Exercise input:
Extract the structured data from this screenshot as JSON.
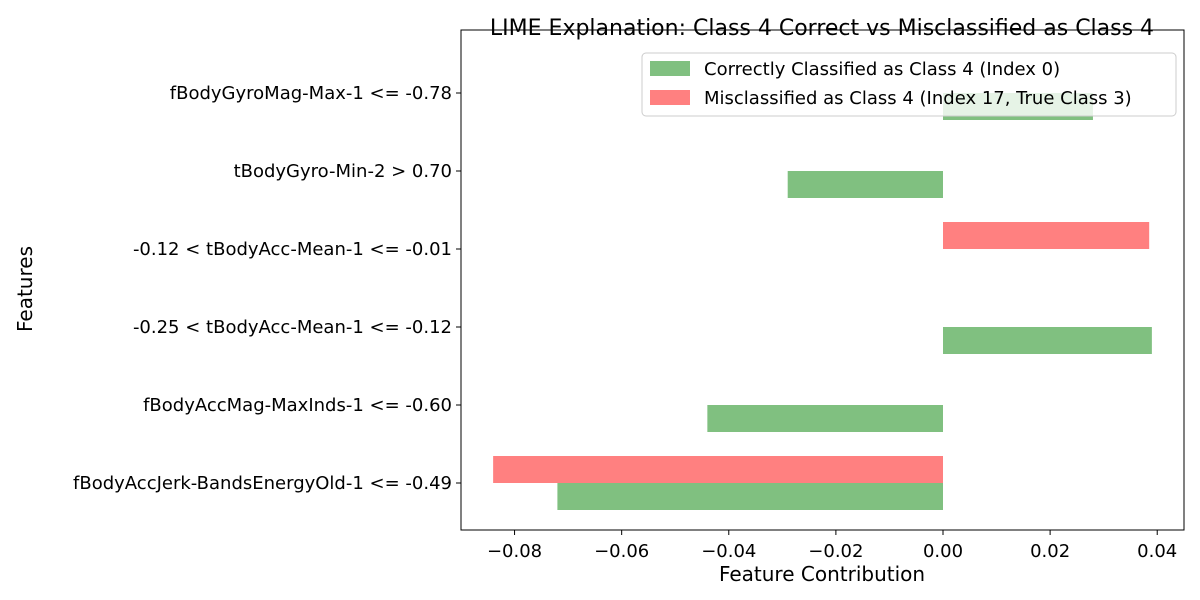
{
  "chart_data": {
    "type": "bar",
    "orientation": "horizontal",
    "title": "LIME Explanation: Class 4 Correct vs Misclassified as Class 4",
    "xlabel": "Feature Contribution",
    "ylabel": "Features",
    "xlim": [
      -0.09,
      0.045
    ],
    "x_ticks": [
      -0.08,
      -0.06,
      -0.04,
      -0.02,
      0.0,
      0.02,
      0.04
    ],
    "x_tick_labels": [
      "−0.08",
      "−0.06",
      "−0.04",
      "−0.02",
      "0.00",
      "0.02",
      "0.04"
    ],
    "grid": false,
    "legend_position": "top-right",
    "categories": [
      "fBodyGyroMag-Max-1 <= -0.78",
      "tBodyGyro-Min-2 > 0.70",
      "-0.12 < tBodyAcc-Mean-1 <= -0.01",
      "-0.25 < tBodyAcc-Mean-1 <= -0.12",
      "fBodyAccMag-MaxInds-1 <= -0.60",
      "fBodyAccJerk-BandsEnergyOld-1 <= -0.49"
    ],
    "series": [
      {
        "name": "Correctly Classified as Class 4 (Index 0)",
        "color": "#80c080",
        "values": [
          0.028,
          -0.029,
          null,
          0.039,
          -0.044,
          -0.072
        ]
      },
      {
        "name": "Misclassified as Class 4 (Index 17, True Class 3)",
        "color": "#ff8080",
        "values": [
          null,
          null,
          0.0385,
          null,
          null,
          -0.084
        ]
      }
    ]
  }
}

Task instructions:
Find the string "name" in the listing and return every line that holds it.

Written answer:
        "name": "Correctly Classified as Class 4 (Index 0)",
        "name": "Misclassified as Class 4 (Index 17, True Class 3)",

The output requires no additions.